> _Material_
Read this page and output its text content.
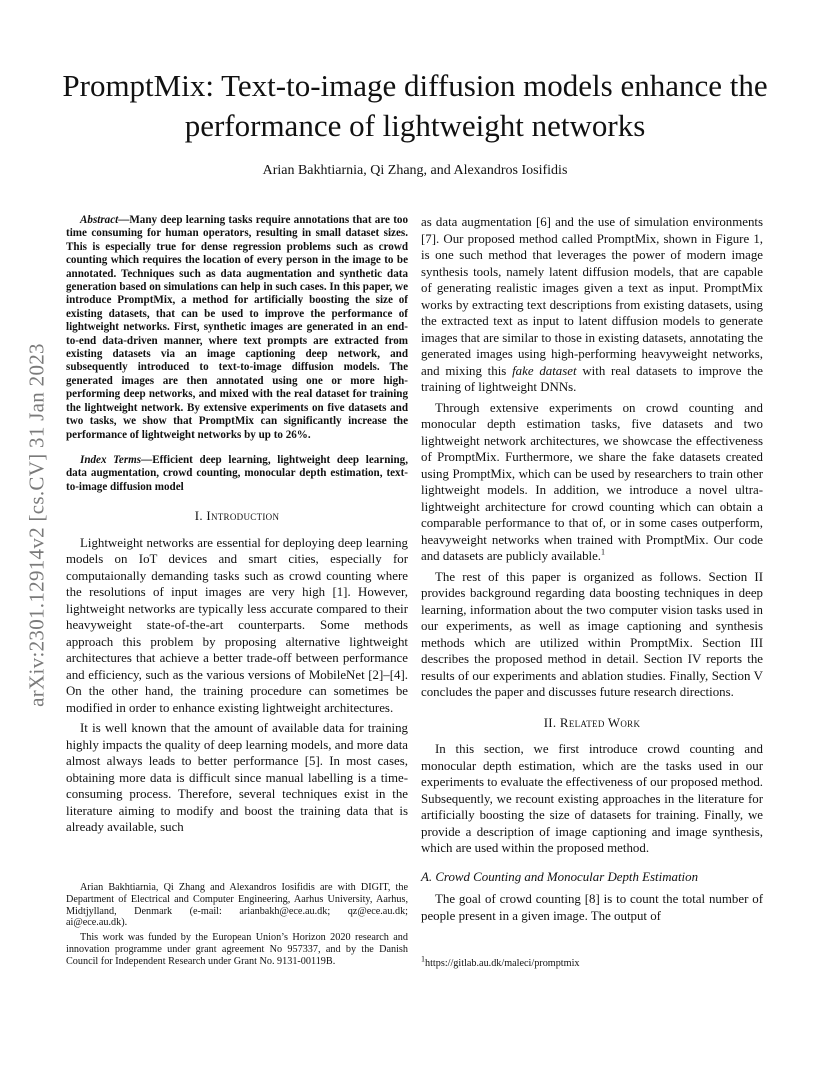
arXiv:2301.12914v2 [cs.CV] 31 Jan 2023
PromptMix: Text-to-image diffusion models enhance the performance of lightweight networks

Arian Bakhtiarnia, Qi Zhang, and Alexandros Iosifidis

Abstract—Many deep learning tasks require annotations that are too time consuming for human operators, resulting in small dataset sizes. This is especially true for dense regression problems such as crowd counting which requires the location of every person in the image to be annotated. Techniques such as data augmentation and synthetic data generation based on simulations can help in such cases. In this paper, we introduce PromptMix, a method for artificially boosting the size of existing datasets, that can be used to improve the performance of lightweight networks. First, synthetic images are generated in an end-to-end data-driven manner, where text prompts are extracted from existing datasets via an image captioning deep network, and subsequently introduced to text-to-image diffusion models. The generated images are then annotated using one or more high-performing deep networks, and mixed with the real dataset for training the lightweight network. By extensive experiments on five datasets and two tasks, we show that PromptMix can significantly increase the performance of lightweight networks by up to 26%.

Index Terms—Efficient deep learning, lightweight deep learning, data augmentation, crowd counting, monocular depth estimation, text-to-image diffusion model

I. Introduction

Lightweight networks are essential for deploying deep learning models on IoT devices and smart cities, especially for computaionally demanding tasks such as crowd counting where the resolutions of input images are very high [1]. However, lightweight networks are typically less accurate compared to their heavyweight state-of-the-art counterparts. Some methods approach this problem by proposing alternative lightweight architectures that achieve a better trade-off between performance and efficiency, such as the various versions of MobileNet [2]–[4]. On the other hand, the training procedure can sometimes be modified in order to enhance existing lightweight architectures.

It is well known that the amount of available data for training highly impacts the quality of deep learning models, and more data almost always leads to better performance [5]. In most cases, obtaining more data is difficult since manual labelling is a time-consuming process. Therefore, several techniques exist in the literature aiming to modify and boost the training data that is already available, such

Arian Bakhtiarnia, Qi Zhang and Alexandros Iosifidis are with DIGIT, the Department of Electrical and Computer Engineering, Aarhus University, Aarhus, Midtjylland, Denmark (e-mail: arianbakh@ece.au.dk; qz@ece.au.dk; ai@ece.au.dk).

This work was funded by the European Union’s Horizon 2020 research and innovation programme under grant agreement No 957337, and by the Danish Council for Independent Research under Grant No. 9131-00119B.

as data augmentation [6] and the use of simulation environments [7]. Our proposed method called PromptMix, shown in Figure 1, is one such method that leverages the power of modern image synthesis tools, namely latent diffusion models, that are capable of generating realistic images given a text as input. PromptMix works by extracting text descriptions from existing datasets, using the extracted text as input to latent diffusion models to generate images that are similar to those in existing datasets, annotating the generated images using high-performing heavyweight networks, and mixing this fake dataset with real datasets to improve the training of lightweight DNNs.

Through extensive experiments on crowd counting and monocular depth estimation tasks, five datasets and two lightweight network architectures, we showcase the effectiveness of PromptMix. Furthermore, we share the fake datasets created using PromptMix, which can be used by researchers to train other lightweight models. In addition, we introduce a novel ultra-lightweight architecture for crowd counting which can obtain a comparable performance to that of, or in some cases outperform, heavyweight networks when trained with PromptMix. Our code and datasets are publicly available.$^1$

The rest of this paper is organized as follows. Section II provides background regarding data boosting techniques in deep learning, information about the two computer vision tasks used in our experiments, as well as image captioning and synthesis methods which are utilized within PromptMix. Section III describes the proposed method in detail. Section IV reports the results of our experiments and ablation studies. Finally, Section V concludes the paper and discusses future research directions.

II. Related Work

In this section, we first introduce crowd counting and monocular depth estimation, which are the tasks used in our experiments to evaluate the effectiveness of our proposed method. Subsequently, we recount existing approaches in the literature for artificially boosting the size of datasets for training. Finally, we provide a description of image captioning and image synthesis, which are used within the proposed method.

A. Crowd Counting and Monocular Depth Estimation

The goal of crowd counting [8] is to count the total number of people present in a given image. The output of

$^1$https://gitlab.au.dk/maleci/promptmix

==

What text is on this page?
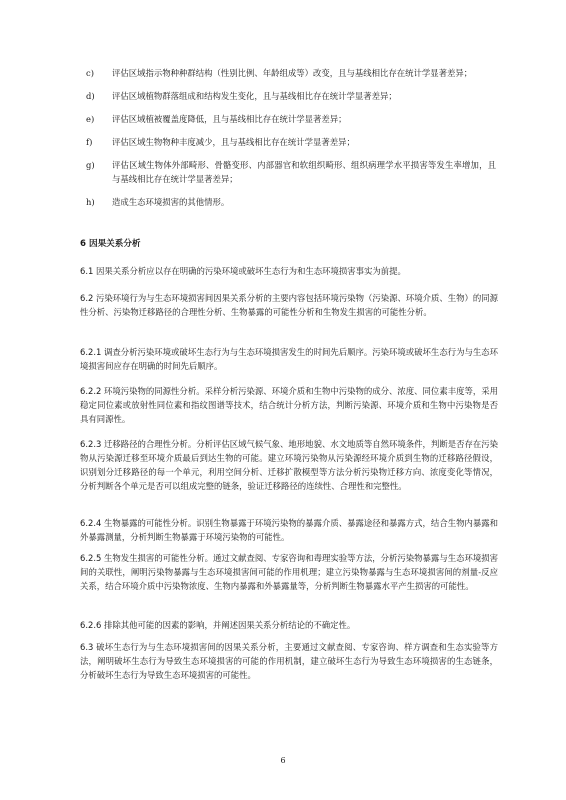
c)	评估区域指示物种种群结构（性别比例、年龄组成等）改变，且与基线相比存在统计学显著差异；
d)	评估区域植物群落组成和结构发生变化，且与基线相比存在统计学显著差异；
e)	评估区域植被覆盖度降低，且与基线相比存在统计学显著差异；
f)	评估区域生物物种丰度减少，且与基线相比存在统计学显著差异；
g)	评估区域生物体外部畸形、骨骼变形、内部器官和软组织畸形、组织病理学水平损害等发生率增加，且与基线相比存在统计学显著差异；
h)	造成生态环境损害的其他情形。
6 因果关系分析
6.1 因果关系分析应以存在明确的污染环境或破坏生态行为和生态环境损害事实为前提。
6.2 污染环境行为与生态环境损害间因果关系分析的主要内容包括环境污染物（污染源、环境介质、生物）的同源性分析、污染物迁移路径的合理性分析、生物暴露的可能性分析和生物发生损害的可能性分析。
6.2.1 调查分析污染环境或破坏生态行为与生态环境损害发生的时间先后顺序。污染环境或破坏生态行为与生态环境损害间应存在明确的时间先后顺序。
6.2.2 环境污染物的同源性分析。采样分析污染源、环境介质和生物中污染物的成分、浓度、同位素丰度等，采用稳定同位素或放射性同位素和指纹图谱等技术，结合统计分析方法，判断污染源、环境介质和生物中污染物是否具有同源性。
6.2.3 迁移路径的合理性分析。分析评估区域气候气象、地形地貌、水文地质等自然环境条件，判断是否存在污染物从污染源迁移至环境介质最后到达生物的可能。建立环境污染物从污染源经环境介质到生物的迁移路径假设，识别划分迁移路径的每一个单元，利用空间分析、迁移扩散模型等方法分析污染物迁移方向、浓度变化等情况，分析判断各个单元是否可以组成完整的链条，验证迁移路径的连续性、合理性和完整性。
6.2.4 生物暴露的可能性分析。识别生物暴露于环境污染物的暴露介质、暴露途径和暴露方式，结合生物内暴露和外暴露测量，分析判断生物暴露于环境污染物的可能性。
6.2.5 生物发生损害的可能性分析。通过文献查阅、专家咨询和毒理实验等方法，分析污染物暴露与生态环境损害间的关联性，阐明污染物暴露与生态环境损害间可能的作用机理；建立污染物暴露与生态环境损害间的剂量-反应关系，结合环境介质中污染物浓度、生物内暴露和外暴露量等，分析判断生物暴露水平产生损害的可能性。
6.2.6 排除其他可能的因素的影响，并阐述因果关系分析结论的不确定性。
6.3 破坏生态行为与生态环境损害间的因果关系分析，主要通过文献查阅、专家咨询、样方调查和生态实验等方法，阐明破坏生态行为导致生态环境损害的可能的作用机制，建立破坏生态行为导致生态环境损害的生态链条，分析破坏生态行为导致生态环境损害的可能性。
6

> _Given problem_
Identify every line holding the word "Bakhtiarnia" and copy it out.

> _Full solution_
Arian Bakhtiarnia, Qi Zhang, and Alexandros Iosifidis
Arian Bakhtiarnia, Qi Zhang and Alexandros Iosifidis are with DIGIT, the Department of Electrical and Computer Engineering, Aarhus University, Aarhus, Midtjylland, Denmark (e-mail: arianbakh@ece.au.dk; qz@ece.au.dk; ai@ece.au.dk).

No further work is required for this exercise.